Rows from a figure dataset:
⟨

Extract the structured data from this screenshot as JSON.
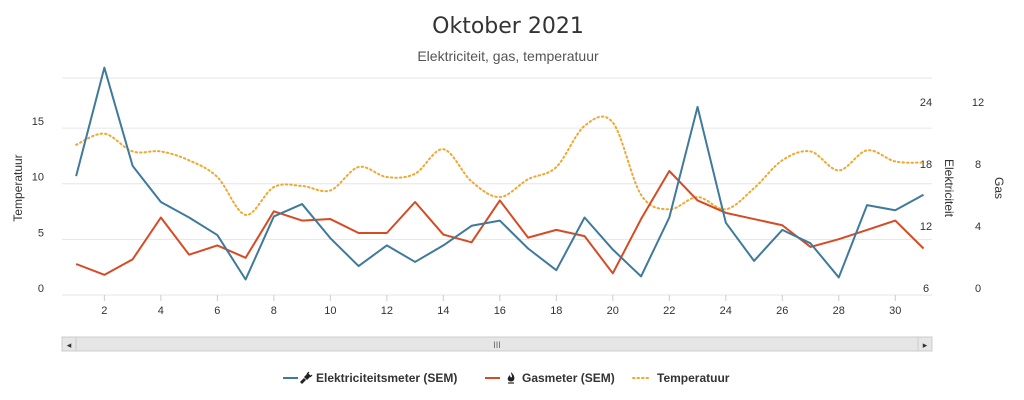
{
  "chart_data": {
    "type": "line",
    "title": "Oktober 2021",
    "subtitle": "Elektriciteit, gas, temperatuur",
    "x": [
      1,
      2,
      3,
      4,
      5,
      6,
      7,
      8,
      9,
      10,
      11,
      12,
      13,
      14,
      15,
      16,
      17,
      18,
      19,
      20,
      21,
      22,
      23,
      24,
      25,
      26,
      27,
      28,
      29,
      30,
      31
    ],
    "xlim": [
      0.5,
      31.3
    ],
    "x_ticks": [
      2,
      4,
      6,
      8,
      10,
      12,
      14,
      16,
      18,
      20,
      22,
      24,
      26,
      28,
      30
    ],
    "grid": true,
    "legend_position": "bottom-center",
    "axes": [
      {
        "id": "temp",
        "title": "Temperatuur",
        "side": "left",
        "range": [
          0,
          19.5
        ],
        "ticks": [
          0,
          5,
          10,
          15
        ]
      },
      {
        "id": "elec",
        "title": "Elektriciteit",
        "side": "right",
        "range": [
          6,
          27
        ],
        "ticks": [
          6,
          12,
          18,
          24
        ]
      },
      {
        "id": "gas",
        "title": "Gas",
        "side": "right",
        "range": [
          0,
          14
        ],
        "ticks": [
          0,
          4,
          8,
          12
        ]
      }
    ],
    "series": [
      {
        "name": "Elektriciteitsmeter (SEM)",
        "axis": "elec",
        "color": "#3f7a9b",
        "style": "solid",
        "icon": "plug-icon",
        "values": [
          17.5,
          28.0,
          18.5,
          15.0,
          13.5,
          11.8,
          7.5,
          13.6,
          14.8,
          11.5,
          8.8,
          10.8,
          9.2,
          10.8,
          12.7,
          13.2,
          10.5,
          8.4,
          13.5,
          10.4,
          7.8,
          13.5,
          24.2,
          13.0,
          9.3,
          12.3,
          11.0,
          7.7,
          14.7,
          14.2,
          15.7
        ]
      },
      {
        "name": "Gasmeter (SEM)",
        "axis": "gas",
        "color": "#d64a24",
        "style": "solid",
        "icon": "flame-icon",
        "values": [
          2.0,
          1.3,
          2.3,
          5.0,
          2.6,
          3.2,
          2.4,
          5.4,
          4.8,
          4.9,
          4.0,
          4.0,
          6.0,
          3.9,
          3.4,
          6.1,
          3.7,
          4.2,
          3.8,
          1.4,
          4.9,
          8.0,
          6.1,
          5.3,
          4.9,
          4.5,
          3.1,
          3.6,
          4.2,
          4.8,
          3.0
        ]
      },
      {
        "name": "Temperatuur",
        "axis": "temp",
        "color": "#f0a830",
        "style": "dotted",
        "values": [
          13.5,
          14.5,
          12.9,
          12.9,
          12.1,
          10.6,
          7.2,
          9.7,
          9.8,
          9.4,
          11.5,
          10.6,
          10.9,
          13.1,
          10.2,
          8.8,
          10.4,
          11.5,
          15.2,
          15.5,
          9.0,
          7.7,
          8.8,
          7.7,
          9.6,
          12.1,
          12.9,
          11.2,
          13.0,
          12.0,
          11.9
        ]
      }
    ]
  },
  "scrollbar": {
    "thumb_label": "III",
    "left_arrow": "◂",
    "right_arrow": "▸"
  }
}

⟩

Problem details:
State how many lines hold the word "color". The number is the whole answer.

Answer for the task:
3